§ What is required: Identify each line containing the word "Poission" and copy it.

•••

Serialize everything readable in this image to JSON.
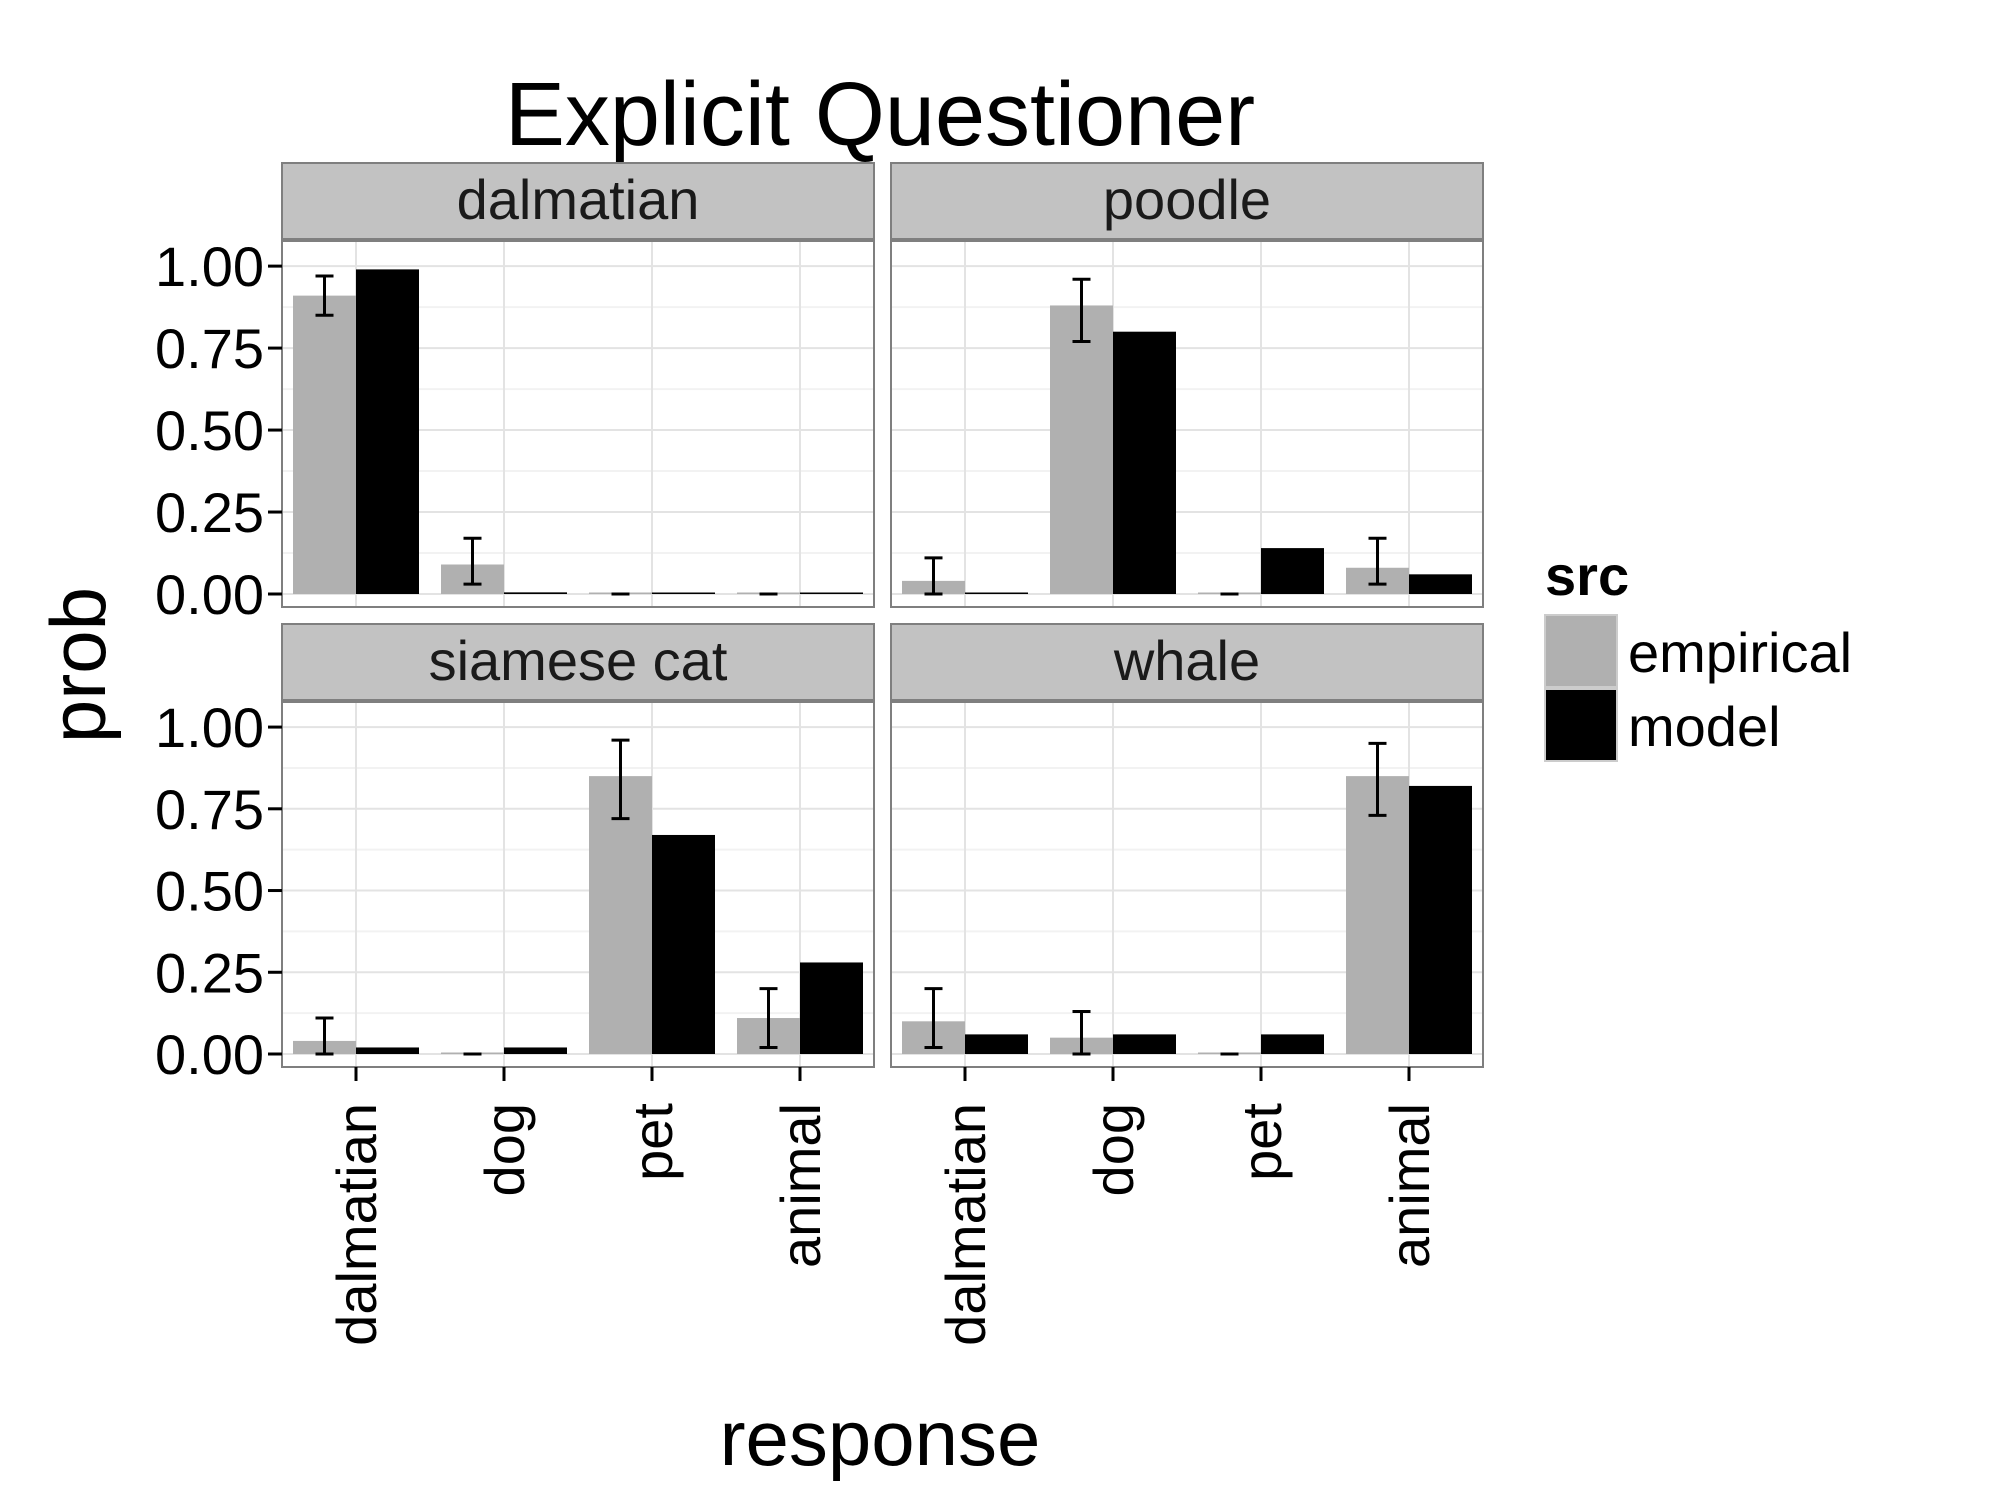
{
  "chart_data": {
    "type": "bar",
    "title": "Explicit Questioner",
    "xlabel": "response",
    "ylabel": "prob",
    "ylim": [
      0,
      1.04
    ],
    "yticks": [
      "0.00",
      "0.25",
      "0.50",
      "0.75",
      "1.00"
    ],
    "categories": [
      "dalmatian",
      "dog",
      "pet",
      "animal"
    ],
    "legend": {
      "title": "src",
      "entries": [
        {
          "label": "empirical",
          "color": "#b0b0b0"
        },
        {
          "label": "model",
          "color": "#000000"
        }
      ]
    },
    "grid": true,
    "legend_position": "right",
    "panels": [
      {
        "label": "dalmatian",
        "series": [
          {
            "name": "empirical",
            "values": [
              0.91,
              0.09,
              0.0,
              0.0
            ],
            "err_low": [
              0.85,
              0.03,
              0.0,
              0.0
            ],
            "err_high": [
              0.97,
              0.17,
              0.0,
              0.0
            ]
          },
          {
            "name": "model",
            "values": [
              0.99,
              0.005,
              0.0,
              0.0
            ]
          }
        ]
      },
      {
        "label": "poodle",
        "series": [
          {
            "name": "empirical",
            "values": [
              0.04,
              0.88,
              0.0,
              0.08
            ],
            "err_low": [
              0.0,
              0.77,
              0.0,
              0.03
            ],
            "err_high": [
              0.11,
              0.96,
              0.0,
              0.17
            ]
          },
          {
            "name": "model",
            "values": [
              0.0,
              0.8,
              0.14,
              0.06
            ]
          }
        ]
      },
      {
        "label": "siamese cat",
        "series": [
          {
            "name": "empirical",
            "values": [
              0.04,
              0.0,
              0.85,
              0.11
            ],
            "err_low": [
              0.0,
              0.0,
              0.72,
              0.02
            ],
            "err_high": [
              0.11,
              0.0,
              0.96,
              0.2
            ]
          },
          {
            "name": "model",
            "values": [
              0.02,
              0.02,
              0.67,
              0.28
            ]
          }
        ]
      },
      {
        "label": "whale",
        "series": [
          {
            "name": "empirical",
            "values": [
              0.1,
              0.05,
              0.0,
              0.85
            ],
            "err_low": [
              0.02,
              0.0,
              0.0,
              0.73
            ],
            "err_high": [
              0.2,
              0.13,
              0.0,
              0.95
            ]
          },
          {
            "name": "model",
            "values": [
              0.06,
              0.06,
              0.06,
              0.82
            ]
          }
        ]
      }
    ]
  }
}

•••

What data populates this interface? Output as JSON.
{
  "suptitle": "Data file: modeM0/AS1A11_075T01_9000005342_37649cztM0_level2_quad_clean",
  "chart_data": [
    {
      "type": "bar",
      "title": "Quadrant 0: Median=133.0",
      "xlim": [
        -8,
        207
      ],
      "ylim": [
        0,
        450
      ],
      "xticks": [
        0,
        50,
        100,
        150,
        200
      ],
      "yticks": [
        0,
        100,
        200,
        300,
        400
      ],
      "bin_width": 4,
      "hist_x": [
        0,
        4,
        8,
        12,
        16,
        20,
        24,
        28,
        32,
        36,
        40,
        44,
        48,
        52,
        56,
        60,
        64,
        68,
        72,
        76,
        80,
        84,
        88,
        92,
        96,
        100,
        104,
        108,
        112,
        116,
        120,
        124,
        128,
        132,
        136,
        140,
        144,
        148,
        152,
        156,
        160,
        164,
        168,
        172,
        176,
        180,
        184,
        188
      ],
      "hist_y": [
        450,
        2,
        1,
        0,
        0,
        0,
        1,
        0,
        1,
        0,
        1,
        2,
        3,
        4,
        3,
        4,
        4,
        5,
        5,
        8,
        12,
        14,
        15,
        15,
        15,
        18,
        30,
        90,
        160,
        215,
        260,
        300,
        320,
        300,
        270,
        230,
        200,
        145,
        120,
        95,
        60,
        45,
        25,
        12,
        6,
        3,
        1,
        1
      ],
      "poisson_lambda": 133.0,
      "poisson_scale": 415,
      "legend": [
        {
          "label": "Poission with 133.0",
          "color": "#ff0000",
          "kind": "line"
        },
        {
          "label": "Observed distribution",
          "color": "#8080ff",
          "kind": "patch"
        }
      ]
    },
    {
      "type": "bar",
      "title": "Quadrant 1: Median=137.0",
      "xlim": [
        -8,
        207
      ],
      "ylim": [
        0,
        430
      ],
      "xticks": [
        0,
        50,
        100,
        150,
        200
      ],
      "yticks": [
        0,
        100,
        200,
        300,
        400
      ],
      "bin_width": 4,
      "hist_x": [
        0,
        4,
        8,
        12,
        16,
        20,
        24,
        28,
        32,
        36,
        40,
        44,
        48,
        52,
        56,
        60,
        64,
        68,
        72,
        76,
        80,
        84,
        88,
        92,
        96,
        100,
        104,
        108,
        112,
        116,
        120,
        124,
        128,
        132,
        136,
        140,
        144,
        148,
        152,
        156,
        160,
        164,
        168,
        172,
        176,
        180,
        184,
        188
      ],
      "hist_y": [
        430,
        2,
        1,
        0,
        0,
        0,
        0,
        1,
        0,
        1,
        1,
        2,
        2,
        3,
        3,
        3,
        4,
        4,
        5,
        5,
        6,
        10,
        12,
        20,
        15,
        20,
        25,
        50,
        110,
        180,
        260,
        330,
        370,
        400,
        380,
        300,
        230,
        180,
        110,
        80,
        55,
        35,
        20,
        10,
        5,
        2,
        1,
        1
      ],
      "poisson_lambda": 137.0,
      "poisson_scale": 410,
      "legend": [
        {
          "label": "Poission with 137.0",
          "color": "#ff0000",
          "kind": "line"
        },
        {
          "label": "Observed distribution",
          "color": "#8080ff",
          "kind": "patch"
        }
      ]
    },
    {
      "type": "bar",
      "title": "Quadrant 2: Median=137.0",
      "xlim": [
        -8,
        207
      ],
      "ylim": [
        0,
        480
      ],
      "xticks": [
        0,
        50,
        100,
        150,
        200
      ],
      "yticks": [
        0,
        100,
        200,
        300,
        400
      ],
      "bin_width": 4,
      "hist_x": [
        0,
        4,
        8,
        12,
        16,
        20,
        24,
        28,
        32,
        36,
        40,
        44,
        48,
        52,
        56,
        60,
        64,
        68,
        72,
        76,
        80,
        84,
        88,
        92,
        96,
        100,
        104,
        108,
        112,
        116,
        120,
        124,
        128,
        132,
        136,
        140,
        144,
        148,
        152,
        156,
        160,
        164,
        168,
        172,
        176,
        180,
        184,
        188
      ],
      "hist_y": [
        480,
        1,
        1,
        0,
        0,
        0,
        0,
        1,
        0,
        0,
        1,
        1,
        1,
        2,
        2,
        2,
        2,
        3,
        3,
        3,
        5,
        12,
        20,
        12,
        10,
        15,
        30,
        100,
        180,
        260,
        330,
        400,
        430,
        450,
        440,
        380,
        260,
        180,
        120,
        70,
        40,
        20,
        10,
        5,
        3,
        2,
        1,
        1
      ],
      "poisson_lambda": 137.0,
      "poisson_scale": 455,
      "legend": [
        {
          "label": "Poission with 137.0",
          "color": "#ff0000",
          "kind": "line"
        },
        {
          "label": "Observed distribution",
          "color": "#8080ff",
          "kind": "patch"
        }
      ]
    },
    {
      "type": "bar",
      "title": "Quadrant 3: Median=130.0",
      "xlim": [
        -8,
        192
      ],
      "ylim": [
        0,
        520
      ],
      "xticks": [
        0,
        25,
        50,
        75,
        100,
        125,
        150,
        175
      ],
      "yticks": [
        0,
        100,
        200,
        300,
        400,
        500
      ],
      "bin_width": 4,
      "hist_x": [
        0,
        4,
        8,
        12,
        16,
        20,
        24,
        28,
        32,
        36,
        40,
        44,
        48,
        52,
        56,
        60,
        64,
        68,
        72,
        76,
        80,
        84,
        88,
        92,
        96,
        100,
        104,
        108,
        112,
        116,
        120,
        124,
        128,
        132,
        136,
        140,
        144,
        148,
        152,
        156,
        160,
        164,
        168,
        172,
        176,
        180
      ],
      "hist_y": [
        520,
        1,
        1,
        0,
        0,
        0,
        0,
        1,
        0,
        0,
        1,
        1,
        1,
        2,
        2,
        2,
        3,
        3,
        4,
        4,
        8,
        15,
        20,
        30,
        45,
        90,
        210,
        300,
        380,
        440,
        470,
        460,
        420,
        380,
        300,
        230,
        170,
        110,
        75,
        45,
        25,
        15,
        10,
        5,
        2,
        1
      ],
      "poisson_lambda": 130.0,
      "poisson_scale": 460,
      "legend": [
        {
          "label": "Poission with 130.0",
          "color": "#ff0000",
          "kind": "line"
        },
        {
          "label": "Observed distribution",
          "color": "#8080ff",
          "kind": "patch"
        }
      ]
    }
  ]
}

•••

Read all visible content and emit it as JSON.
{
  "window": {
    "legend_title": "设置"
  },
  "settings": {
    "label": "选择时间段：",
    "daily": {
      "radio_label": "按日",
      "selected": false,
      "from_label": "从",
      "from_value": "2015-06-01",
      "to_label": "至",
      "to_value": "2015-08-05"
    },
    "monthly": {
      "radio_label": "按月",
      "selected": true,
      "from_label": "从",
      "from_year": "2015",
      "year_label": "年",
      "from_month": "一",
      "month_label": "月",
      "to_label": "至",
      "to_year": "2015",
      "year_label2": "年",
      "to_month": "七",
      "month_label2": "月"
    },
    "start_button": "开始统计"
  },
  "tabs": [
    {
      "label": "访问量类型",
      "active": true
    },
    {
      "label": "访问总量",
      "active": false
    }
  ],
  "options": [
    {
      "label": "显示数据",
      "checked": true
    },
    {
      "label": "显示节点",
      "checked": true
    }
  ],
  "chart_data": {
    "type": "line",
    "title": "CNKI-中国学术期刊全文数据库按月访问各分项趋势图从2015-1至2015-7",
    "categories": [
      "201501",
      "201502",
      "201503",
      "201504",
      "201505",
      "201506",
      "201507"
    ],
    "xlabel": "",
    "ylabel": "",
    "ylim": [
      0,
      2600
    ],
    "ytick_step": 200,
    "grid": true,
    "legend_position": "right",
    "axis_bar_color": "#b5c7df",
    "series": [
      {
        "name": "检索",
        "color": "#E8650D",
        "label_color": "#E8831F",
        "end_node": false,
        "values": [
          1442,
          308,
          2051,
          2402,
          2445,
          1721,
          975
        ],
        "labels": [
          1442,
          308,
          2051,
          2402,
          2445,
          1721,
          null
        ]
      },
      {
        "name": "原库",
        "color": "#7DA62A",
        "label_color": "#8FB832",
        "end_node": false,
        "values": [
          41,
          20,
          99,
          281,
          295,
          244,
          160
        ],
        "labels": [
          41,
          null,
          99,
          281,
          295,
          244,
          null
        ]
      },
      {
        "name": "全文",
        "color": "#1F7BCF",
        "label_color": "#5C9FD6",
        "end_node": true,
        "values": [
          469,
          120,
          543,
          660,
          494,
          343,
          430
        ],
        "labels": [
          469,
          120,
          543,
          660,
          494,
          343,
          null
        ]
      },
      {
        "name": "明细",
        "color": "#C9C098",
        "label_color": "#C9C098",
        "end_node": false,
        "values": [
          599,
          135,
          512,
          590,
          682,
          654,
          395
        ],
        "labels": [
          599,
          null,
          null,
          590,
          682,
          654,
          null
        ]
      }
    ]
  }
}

•••

§ Output of the task:
          "label": "Poission with 133.0",
          "label": "Poission with 137.0",
          "label": "Poission with 137.0",
          "label": "Poission with 130.0",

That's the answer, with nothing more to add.